- Problem set
1: Reproduce the passage of the Form 8-K from "Written communications pursuant" to "(17 CFR 240.14d-2(b))".
2: Answer these questions from the Form 8-K:
(a) What is the date of the earliest event reported?
(b) On what date does Robert M. McNutt's resignation become effective?
(c) Since when had Samuel K. Cotterell served as vice president and controller before his election as chief financial officer?
3: List every rule cited in the check-box provisions of the Form 8-K, with the act it falls under.

- Text passage
——————————

Form 8-K

 

 

UNITED STATES

SECURITIES AND EXCHANGE COMMISSION

Washington, DC 20549

 

 

FORM 8-K

 

 

CURRENT REPORT

PURSUANT TO SECTION 13 OR 15(d) OF THE SECURITIES EXCHANGE ACT OF 1934

Date of Report: December 20, 2010

Date of Earliest Event Reported: December 17, 2010

 

 

LOGO

 

 

1111 West Jefferson Street, Suite 200

Boise, Idaho 83702-5388

(Address of principal executive offices) (Zip code)

(208) 384-7000

(Registrants’ telephone number, including area code)

 

Commission
File Number
 

Exact Name of Registrant as

Specified in Its Charter

 

I.R.S. Employer

Identification No.

 

State or Other

Jurisdiction of

Incorporation or

Organization

001-33541

333-166926-04

 

Boise Inc.

BZ Intermediate Holdings LLC

 

20-8356960

27-1197223

 

Delaware

Delaware

Check the appropriate box below if the Form 8-K filing is intended to simultaneously satisfy the filing obligation of the registrants under any of the following provisions:

 

¨  

Written communications pursuant to Rule 425 under the Securities Act (17 CFR 230.425)

 

¨  

Soliciting material pursuant to Rule 14a-12 under the Exchange Act (17 CFR 240.14a-12)

 

¨  

Pre-commencement communications pursuant to Rule 14d-2(b) under the Exchange Act (17 CFR 240.14d-2(b))

 

¨  

Pre-commencement communications pursuant to Rule 13e-4(c) under the Exchange Act (17 CFR 240.13e-4(c))

This Form 8-K filing is a combined report being filed separately by two registrants: Boise Inc. and BZ Intermediate Holdings LLC. Unless the context indicates otherwise, any reference in this report to the “company,” “we,” “us,” “our,” or “Boise” refers to Boise Inc. together with BZ Intermediate Holdings LLC and its consolidated subsidiaries.

 

 

 


Item 5.02 Departure of Directors or Certain Officers; Election of Directors; Appointment of Certain Officers; Compensatory Arrangements of Certain Officers.

Resignation of Robert M. McNutt as Senior Vice President and Chief Financial Officer

On December 17, 2010, Robert M. McNutt submitted his resignation as our senior vice president and chief financial officer. The resignation will become effective December 31, 2010.

Election of Samuel K. Cotterell as Senior Vice President and Chief Financial Officer

On December 18, 2010, our board of directors elected Samuel K. Cotterell, 59, as senior vice president and chief financial officer, effective January 1, 2011. Prior to Mr. Cotterell’s election as our senior vice president and chief financial officer, he had served as our vice president and controller since February 2008. From October 2004 to February 2008, Mr. Cotterell served as vice president and controller of Boise Cascade, L.L.C. From 1999 to October 2004, Mr. Cotterell served as director of financial reporting of Boise Cascade Corporation (now OfficeMax). Mr. Cotterell received a B.A. (Spanish) from the University of Idaho, a B.S. (Accounting) from Boise State University, and a Masters of International Business from the American Graduate School of International Management. Mr. Cotterell is a certified public accountant.

——————————

(Region annotation records)

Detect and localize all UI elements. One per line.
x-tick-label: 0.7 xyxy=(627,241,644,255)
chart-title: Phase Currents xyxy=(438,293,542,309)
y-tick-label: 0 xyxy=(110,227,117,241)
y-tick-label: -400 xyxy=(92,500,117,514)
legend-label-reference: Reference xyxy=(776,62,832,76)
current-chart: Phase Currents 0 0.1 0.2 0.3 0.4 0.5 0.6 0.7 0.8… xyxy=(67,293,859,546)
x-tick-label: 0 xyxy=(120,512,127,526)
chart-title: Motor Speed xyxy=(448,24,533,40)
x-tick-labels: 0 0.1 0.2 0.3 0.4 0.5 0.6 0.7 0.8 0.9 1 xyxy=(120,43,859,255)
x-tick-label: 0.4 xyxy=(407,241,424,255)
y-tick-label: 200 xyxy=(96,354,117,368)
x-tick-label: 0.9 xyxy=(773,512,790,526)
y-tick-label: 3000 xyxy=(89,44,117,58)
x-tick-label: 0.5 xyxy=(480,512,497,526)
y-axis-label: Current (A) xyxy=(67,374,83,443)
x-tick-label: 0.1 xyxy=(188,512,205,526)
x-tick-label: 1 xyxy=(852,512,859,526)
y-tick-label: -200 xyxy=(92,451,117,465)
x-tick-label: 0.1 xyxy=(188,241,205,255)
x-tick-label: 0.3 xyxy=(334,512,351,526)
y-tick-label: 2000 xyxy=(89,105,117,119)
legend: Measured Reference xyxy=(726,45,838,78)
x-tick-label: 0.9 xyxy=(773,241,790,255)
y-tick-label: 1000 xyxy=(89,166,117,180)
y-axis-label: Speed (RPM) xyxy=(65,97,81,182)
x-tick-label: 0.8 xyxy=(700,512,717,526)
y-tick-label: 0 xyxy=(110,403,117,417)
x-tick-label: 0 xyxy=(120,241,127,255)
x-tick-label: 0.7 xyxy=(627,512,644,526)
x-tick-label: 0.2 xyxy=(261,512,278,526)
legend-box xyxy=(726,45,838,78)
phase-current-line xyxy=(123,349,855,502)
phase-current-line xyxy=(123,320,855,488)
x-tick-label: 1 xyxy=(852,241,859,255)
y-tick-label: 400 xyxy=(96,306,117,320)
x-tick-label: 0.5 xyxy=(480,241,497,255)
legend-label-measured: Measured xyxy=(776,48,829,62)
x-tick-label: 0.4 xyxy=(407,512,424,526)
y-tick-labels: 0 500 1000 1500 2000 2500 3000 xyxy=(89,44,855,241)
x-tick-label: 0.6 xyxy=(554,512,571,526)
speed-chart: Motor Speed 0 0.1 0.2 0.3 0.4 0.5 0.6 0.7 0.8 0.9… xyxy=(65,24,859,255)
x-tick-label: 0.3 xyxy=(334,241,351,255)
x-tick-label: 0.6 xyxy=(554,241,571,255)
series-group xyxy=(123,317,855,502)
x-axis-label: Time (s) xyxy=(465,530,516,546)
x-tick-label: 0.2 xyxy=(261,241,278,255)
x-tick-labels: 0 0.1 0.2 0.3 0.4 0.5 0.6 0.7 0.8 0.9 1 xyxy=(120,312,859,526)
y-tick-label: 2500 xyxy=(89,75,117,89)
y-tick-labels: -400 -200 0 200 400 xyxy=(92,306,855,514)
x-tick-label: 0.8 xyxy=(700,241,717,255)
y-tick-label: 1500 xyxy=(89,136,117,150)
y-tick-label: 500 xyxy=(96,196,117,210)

——————————

- Results by task
1:
Written communications pursuant to Rule 425 under the Securities Act (17 CFR 230.425)

 

¨  

Soliciting material pursuant to Rule 14a-12 under the Exchange Act (17 CFR 240.14a-12)

 

¨  

Pre-commencement communications pursuant to Rule 14d-2(b) under the Exchange Act (17 CFR 240.14d-2(b))

2:
(a) December 17, 2010
(b) December 31, 2010
(c) February 2008

3:
Rule 425 under the Securities Act
Rule 14a-12 under the Exchange Act
Rule 14d-2(b) under the Exchange Act
Rule 13e-4(c) under the Exchange Act